Dataset items:
________
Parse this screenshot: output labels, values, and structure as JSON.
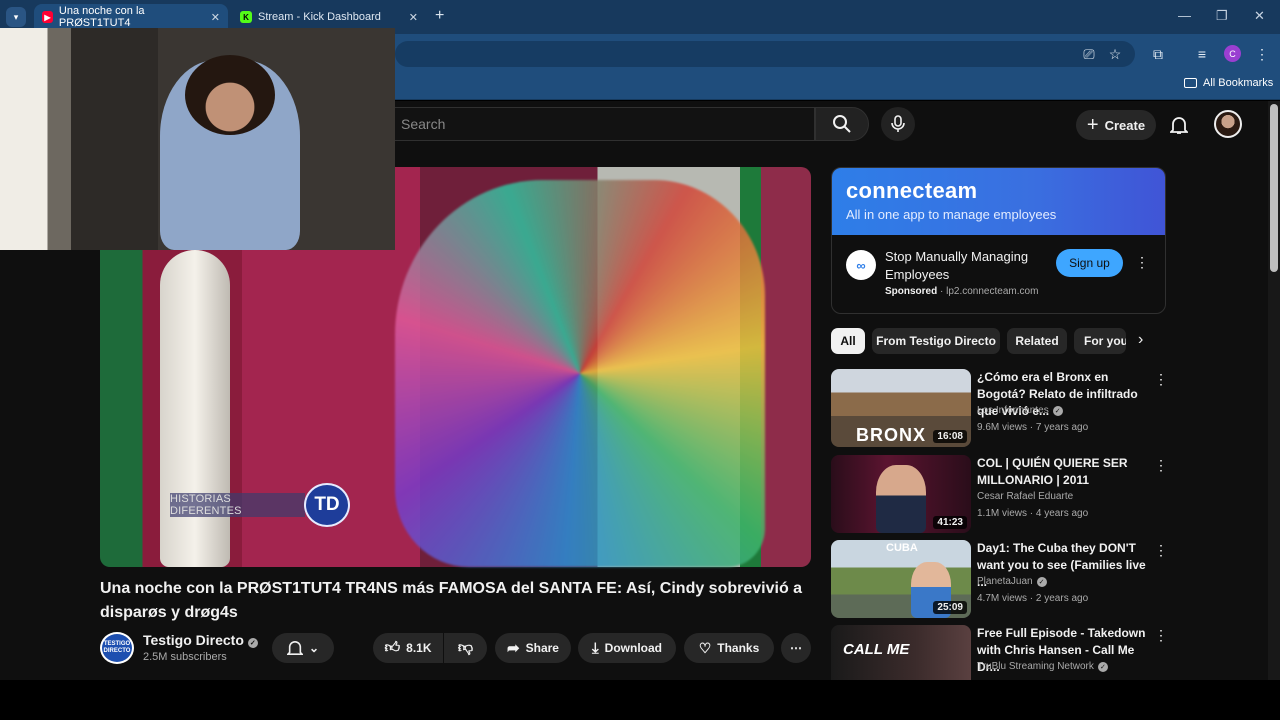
{
  "browser": {
    "tabs": [
      {
        "label": "Una noche con la PRØST1TUT4",
        "close": "✕"
      },
      {
        "label": "Stream - Kick Dashboard",
        "close": "✕"
      }
    ],
    "new_tab": "+",
    "window_controls": {
      "minimize": "—",
      "maximize": "❐",
      "close": "✕"
    },
    "profile_initial": "C",
    "bookmarks_label": "All Bookmarks"
  },
  "youtube": {
    "search_placeholder": "Search",
    "create_label": "Create",
    "video": {
      "watermark": "HISTORIAS DIFERENTES",
      "watermark_badge": "TD",
      "title": "Una noche con la PRØST1TUT4 TR4NS más FAMOSA del SANTA FE: Así, Cindy sobrevivió a disparøs y drøg4s",
      "channel": "Testigo Directo",
      "channel_avatar_text": "TESTIGO DIRECTO",
      "subscribers": "2.5M subscribers",
      "likes": "8.1K",
      "share": "Share",
      "download": "Download",
      "thanks": "Thanks"
    },
    "ad": {
      "brand": "connecteam",
      "tagline": "All in one app to manage employees",
      "headline": "Stop Manually Managing Employees",
      "sponsored": "Sponsored",
      "domain": "lp2.connecteam.com",
      "cta": "Sign up"
    },
    "chips": [
      "All",
      "From Testigo Directo",
      "Related",
      "For you"
    ],
    "recommendations": [
      {
        "title": "¿Cómo era el Bronx en Bogotá? Relato de infiltrado que vivió e...",
        "channel": "Los Informantes",
        "verified": true,
        "views": "9.6M views",
        "age": "7 years ago",
        "duration": "16:08",
        "thumb_text": "BRONX"
      },
      {
        "title": "COL | QUIÉN QUIERE SER MILLONARIO | 2011",
        "channel": "Cesar Rafael Eduarte",
        "verified": false,
        "views": "1.1M views",
        "age": "4 years ago",
        "duration": "41:23",
        "thumb_text": ""
      },
      {
        "title": "Day1: The Cuba they DON'T want you to see (Families live ...",
        "channel": "PlanetaJuan",
        "verified": true,
        "views": "4.7M views",
        "age": "2 years ago",
        "duration": "25:09",
        "thumb_text": "CUBA"
      },
      {
        "title": "Free Full Episode - Takedown with Chris Hansen - Call Me Dr...",
        "channel": "TruBlu Streaming Network",
        "verified": true,
        "views": "",
        "age": "",
        "duration": "",
        "thumb_text": "CALL ME"
      }
    ]
  }
}
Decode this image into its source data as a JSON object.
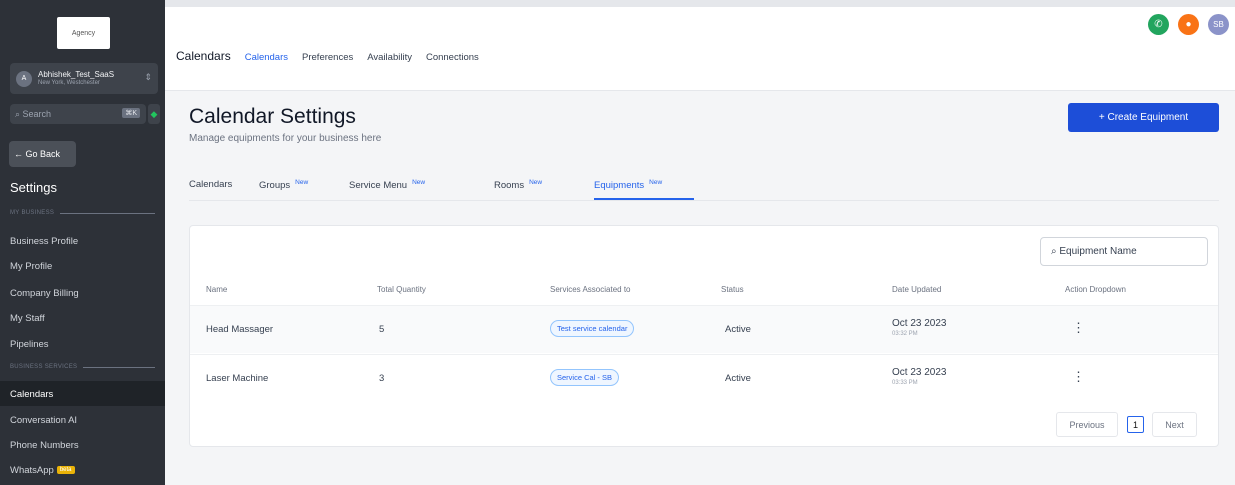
{
  "sidebar": {
    "logo_text": "Agency",
    "account": {
      "avatar": "A",
      "name": "Abhishek_Test_SaaS",
      "location": "New York, Westchester"
    },
    "search_placeholder": "Search",
    "search_shortcut": "⌘K",
    "go_back": "← Go Back",
    "heading": "Settings",
    "section_my_business": "MY BUSINESS",
    "section_business_services": "BUSINESS SERVICES",
    "items": [
      "Business Profile",
      "My Profile",
      "Company Billing",
      "My Staff",
      "Pipelines"
    ],
    "service_items": [
      "Calendars",
      "Conversation AI",
      "Phone Numbers",
      "WhatsApp"
    ],
    "beta_label": "beta"
  },
  "topbar": {
    "title": "Calendars",
    "tabs": [
      "Calendars",
      "Preferences",
      "Availability",
      "Connections"
    ],
    "avatar_initials": "SB"
  },
  "page": {
    "title": "Calendar Settings",
    "subtitle": "Manage equipments for your business here",
    "create_button": "+ Create Equipment"
  },
  "subtabs": [
    {
      "label": "Calendars",
      "badge": ""
    },
    {
      "label": "Groups",
      "badge": "New"
    },
    {
      "label": "Service Menu",
      "badge": "New"
    },
    {
      "label": "Rooms",
      "badge": "New"
    },
    {
      "label": "Equipments",
      "badge": "New"
    }
  ],
  "table": {
    "filter_placeholder": "Equipment Name",
    "headers": [
      "Name",
      "Total Quantity",
      "Services Associated to",
      "Status",
      "Date Updated",
      "Action Dropdown"
    ],
    "rows": [
      {
        "name": "Head Massager",
        "qty": "5",
        "service": "Test service calendar",
        "status": "Active",
        "date": "Oct 23 2023",
        "time": "03:32 PM"
      },
      {
        "name": "Laser Machine",
        "qty": "3",
        "service": "Service Cal - SB",
        "status": "Active",
        "date": "Oct 23 2023",
        "time": "03:33 PM"
      }
    ]
  },
  "pagination": {
    "previous": "Previous",
    "page": "1",
    "next": "Next"
  },
  "colors": {
    "accent": "#1d4ed8",
    "sidebar": "#2d3138",
    "phone": "#22a55e",
    "notify": "#f97316",
    "avatar": "#8b93c9"
  }
}
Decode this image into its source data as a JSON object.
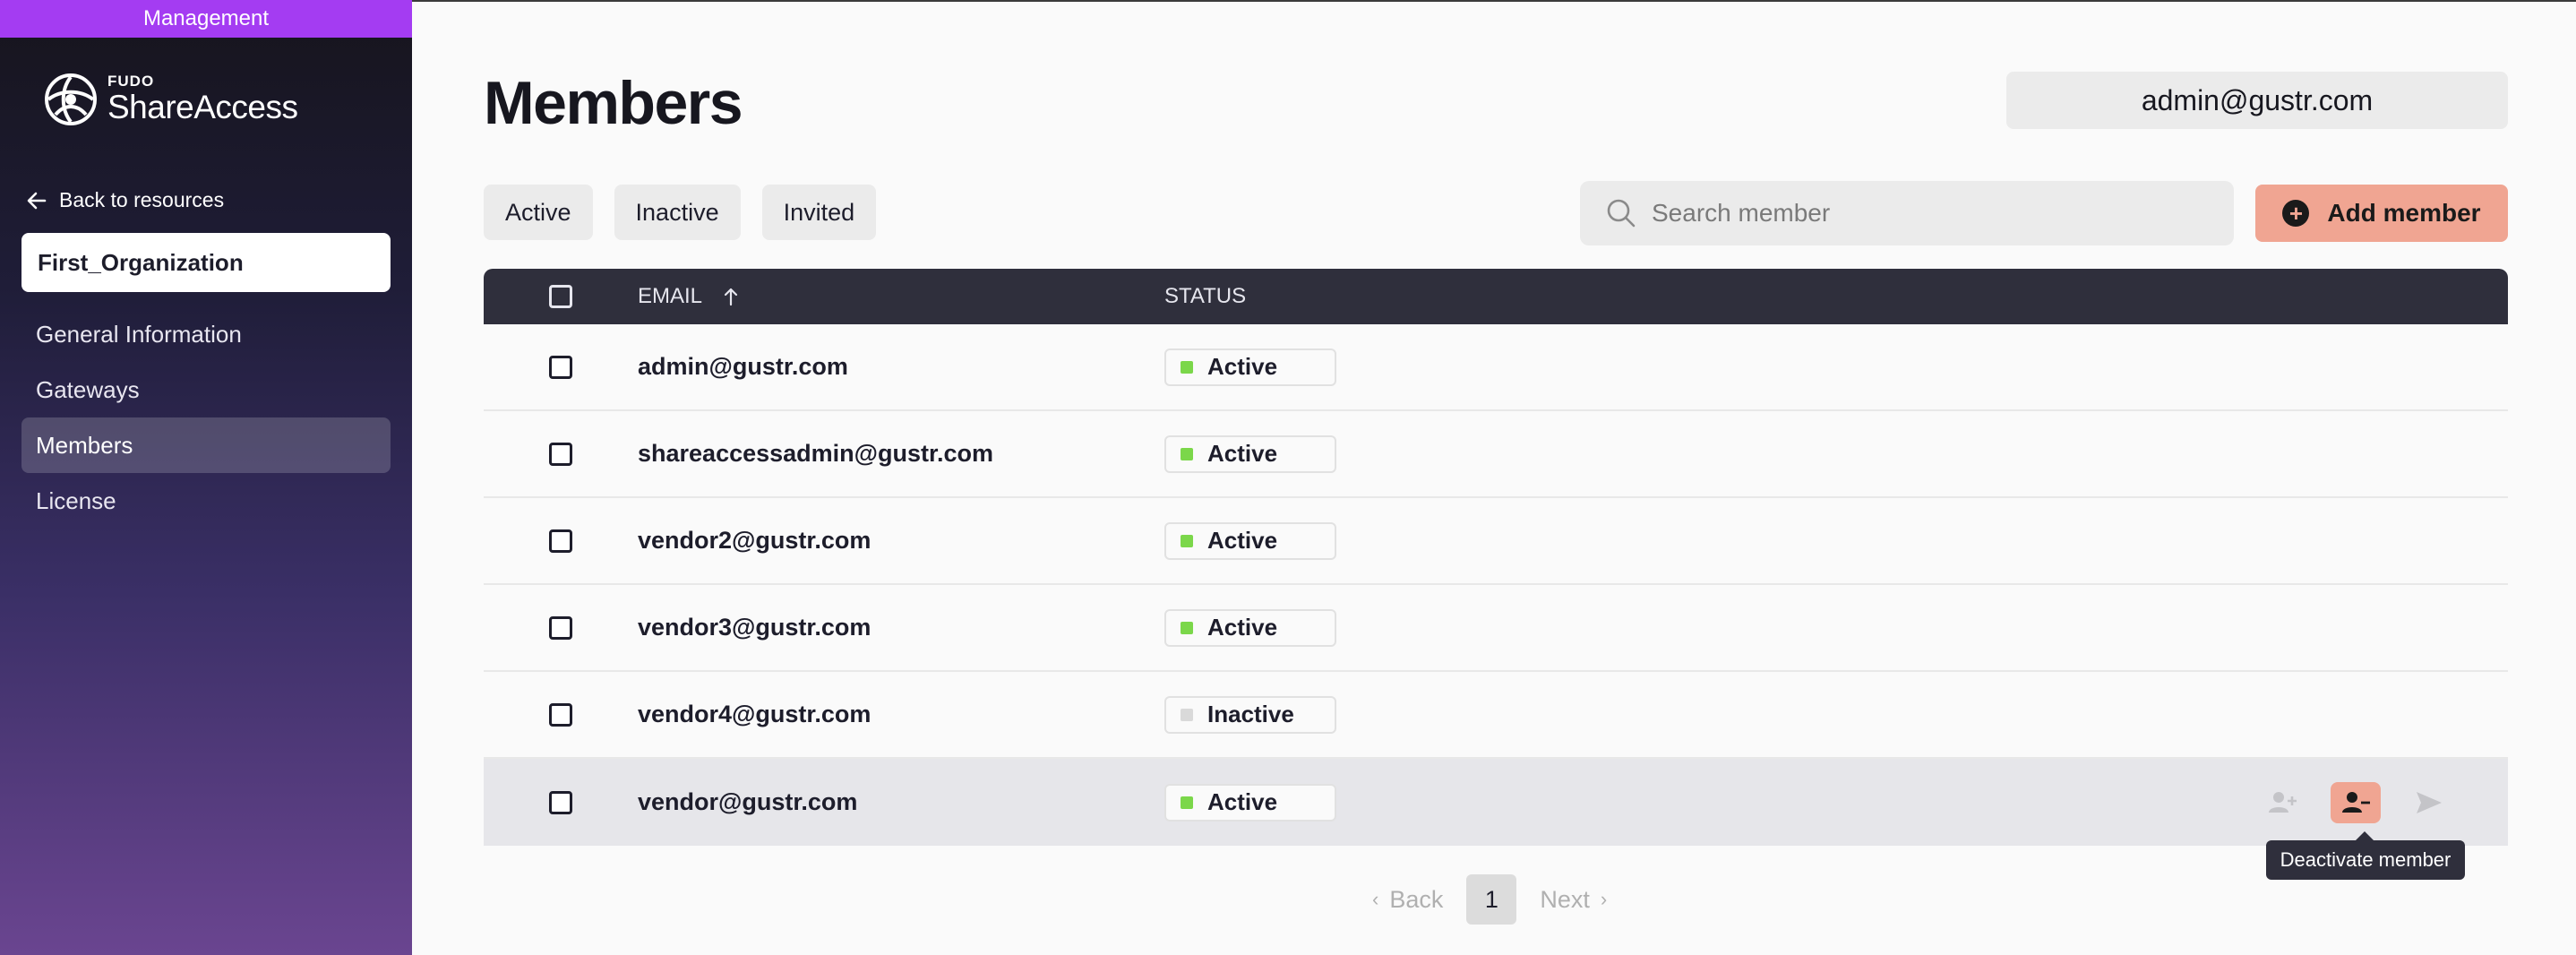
________
_SET EXERCISE_
Pull out every line of the entries that includes the word "duration".

_EXERCISE RESPONSE_
        "duration": "16:08",
        "duration": "41:23",
        "duration": "25:09",
        "duration": "",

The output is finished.